◆ YOUR TASK
Search the material for "Clouds" and show all lines that contain it.

◆ ENTRIES SHOWN
================

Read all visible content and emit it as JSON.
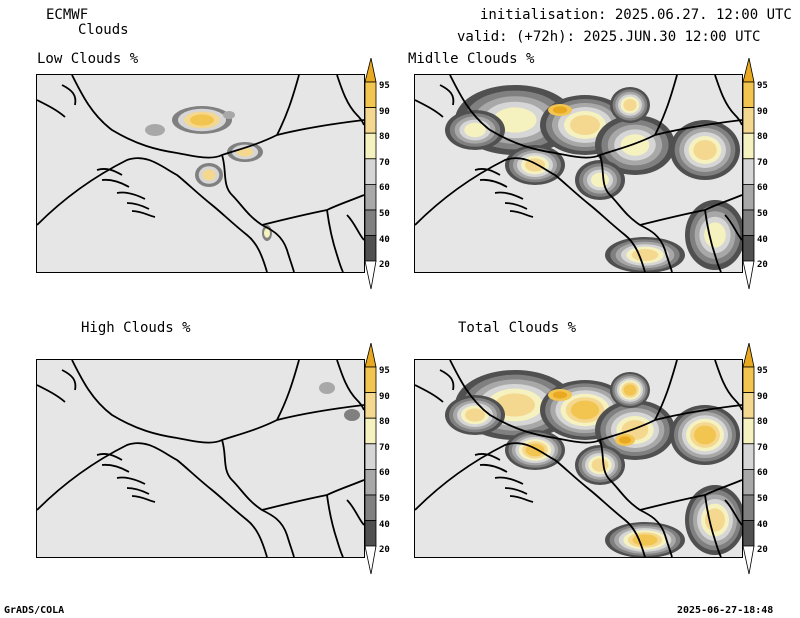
{
  "header": {
    "model": "ECMWF",
    "product": "Clouds",
    "initialisation": "initialisation: 2025.06.27. 12:00 UTC",
    "valid": "valid: (+72h): 2025.JUN.30 12:00 UTC"
  },
  "panels": [
    {
      "title": "Low Clouds %"
    },
    {
      "title": "Midlle Clouds %"
    },
    {
      "title": "High Clouds %"
    },
    {
      "title": "Total Clouds %"
    }
  ],
  "colorbar": {
    "labels": [
      "95",
      "90",
      "80",
      "70",
      "60",
      "50",
      "40",
      "20"
    ],
    "colors": {
      "c95": "#e8a820",
      "c90": "#f2c450",
      "c80": "#f5d890",
      "c70": "#f5f2c0",
      "c60": "#d6d6d6",
      "c50": "#a8a8a8",
      "c40": "#808080",
      "c20": "#505050"
    }
  },
  "footer": {
    "left": "GrADS/COLA",
    "right": "2025-06-27-18:48"
  }
}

================

◆ FULL SOLUTION
    "product": "Clouds",
      "title": "Low Clouds %"
      "title": "Midlle Clouds %"
      "title": "High Clouds %"
      "title": "Total Clouds %"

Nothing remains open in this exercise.